# TAREA ASIGNADA 1:
Actualiza el fragmento del texto sobre el federalismo que va desde "La transformación de" hasta "(Iñigo de Loyola)" y escríbelo de nuevo con "desmantelar" en lugar de "dinamitar".
# TAREA ASIGNADA 2:
Escribe lo que sigue en el texto sobre el federalismo, a partir de su última frase.

# TEXTO DE ORIGEN:

▬▬▬▬▬▬▬▬▬▬

Frente al federalismo
Con motivo de las maniobras secesionistas en Cataluña, se ha introducido de matute el debate sobre el federalismo. Los estados federales surgieron para encauzar procesos de integración, cuando un grupo de estados preexistentes renunciaban a su soberanía para conferirla a la federación. En el momento fundacional, la soberanía reside en los estados miembros dispuestos a transferirla a la federación. No tiene sentido que frente a la peligrosa deriva nacionalista se proponga como fórmula taumatúrgica el federalismo, ni aún con el calificativo de asimétrico que no deja de ser un estrambote fruto de la ignorancia. El nacionalismo pasa olímpicamente del federalismo porque sólo anhela la independencia. Además, para asegurar la asimetría no hace falta entrar en un proceso constituyente, pues el Estado autonómico ya refleja la pluralidad de España al respetar las singularidades derivadas de los hechos diferenciales de algunas comunidades.
La transformación de España en un Estado plurinacional, de carácter confederal o federal, afecta al núcleo esencial de la Constitución. Un proceso de tanta trascendencia no puede hacerse por la presión de los nacionalismos ni de grupos extremistas de cualquier signo, unos y otros espoleados por la devastación económica. No se puede dinamitar la Constitución de 1978 si el conjunto de los ciudadanos españoles no consienten en ello, pues no olvidemos que el pueblo español es el único titular del poder constituyente.
“En tiempos de tribulación, no hacer mudanza” (Iñigo de Loyola)
Lo peor que podemos hacer es dejarnos llevar en estos momentos por el pesimismo. Para levantar el vuelo hay que estar convencidos de poder volar. Sería muy lamentable que la catástrofe económica nos arrastre a una nueva crisis nacional. En momentos como éste cobra mucho sentido la máxima de Ignacio de Loyola: “En tiempos de tribulación no hacer mudanza”. Ello no significa ninguna concesión al inmovilismo y que no podamos exigir a nuestros gobernantes y representantes políticos que sean ejemplares en su comportamiento, luchen de forma implacable contra la corrupción, acaben con cualquier privilegio irritante, limpien la Administración de corruptelas, pongan punto final al despilfarro y trabajen esforzadamente para recuperar el prestigio perdido ante los ciudadanos.

▬▬▬▬▬▬▬▬▬▬

# DATOS PROPORCIONADOS:
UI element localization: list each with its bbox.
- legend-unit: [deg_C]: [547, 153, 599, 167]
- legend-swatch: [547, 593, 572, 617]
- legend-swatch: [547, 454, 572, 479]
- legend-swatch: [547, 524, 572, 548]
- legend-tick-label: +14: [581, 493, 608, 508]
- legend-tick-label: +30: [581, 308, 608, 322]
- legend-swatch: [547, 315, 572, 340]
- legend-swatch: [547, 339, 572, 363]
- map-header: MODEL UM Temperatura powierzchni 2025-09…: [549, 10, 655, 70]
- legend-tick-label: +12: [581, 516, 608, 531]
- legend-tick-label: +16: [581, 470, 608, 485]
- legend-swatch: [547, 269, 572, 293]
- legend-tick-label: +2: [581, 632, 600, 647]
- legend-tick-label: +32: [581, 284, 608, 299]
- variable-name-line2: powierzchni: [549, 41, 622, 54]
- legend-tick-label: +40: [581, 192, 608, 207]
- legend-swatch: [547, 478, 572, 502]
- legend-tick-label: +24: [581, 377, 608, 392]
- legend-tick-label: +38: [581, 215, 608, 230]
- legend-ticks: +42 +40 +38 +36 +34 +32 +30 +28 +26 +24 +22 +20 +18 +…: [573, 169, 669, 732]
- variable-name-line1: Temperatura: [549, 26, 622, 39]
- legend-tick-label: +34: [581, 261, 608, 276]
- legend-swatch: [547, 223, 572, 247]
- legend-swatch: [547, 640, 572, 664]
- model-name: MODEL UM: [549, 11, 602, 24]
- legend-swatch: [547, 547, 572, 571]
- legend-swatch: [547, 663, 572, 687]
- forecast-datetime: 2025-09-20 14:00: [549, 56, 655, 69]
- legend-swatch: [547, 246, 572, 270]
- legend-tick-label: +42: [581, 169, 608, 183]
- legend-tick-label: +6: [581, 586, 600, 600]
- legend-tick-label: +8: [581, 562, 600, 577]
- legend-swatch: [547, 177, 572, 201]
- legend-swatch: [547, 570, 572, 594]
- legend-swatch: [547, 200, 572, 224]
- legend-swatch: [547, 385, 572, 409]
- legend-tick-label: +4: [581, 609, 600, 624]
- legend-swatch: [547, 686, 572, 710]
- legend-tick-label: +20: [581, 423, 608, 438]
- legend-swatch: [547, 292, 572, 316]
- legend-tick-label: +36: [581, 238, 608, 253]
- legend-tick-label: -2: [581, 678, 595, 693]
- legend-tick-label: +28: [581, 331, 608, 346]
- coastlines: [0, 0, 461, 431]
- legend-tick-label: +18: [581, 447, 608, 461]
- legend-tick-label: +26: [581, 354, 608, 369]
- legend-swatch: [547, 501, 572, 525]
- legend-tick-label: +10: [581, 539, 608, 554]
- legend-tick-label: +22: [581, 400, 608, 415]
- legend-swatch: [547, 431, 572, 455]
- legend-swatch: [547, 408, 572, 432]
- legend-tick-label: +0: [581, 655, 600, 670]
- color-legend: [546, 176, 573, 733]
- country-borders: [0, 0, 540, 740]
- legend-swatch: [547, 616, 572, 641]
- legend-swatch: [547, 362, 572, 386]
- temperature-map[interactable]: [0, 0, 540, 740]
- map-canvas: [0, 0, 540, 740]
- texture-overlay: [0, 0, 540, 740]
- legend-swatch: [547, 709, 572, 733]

▬▬▬▬▬▬▬▬▬▬

# RESPUESTA DEL EJERCICIO 1:
La transformación de España en un Estado plurinacional, de carácter confederal o federal, afecta al núcleo esencial de la Constitución. Un proceso de tanta trascendencia no puede hacerse por la presión de los nacionalismos ni de grupos extremistas de cualquier signo, unos y otros espoleados por la devastación económica. No se puede desmantelar la Constitución de 1978 si el conjunto de los ciudadanos españoles no consienten en ello, pues no olvidemos que el pueblo español es el único titular del poder constituyente.
“En tiempos de tribulación, no hacer mudanza” (Iñigo de Loyola)

# RESPUESTA DEL EJERCICIO 2:
Pretender el derribo del sistema constitucional sin consenso y sin tener ideas claras del rumbo a seguir representa una irresponsabilidad y un salto en el vacío. Lo que hay que hacer es restablecer la pureza de nuestra Constitución. La politización de la justicia –por poner algún ejemplo- es directa consecuencia de la perversión de la Constitución y de quien sancionó que el Consejo General del Poder Judicial fuera elegido íntegramente por las Cortes y consintió que los jueces pudieran demostrar sus preferencias ideológicas a través de asociaciones altamente politizadas. En materia autonómica el problema principal reside en que el Estado ha abdicado del ejercicio de muchas de las competencias que la Constitución le atribuye para garantizar la libertad, la igualdad básica de los ciudadanos españoles y el cumplimiento de los grandes objetivos de la nación española. No es congruente con la Constitución que el funcionamiento de los partidos y de los sindicatos no sea plenamente democrático. Tampoco la Constitución impone que las listas electorales sean cerradas y bloqueadas. Y por supuesto no es la Constitución un freno, sino todo lo contrario, para la regeneración de la vida pública y la ejemplaridad de nuestros gobernantes.
“Nosotros esta vez no podemos fracasar” (Jordi Pujol)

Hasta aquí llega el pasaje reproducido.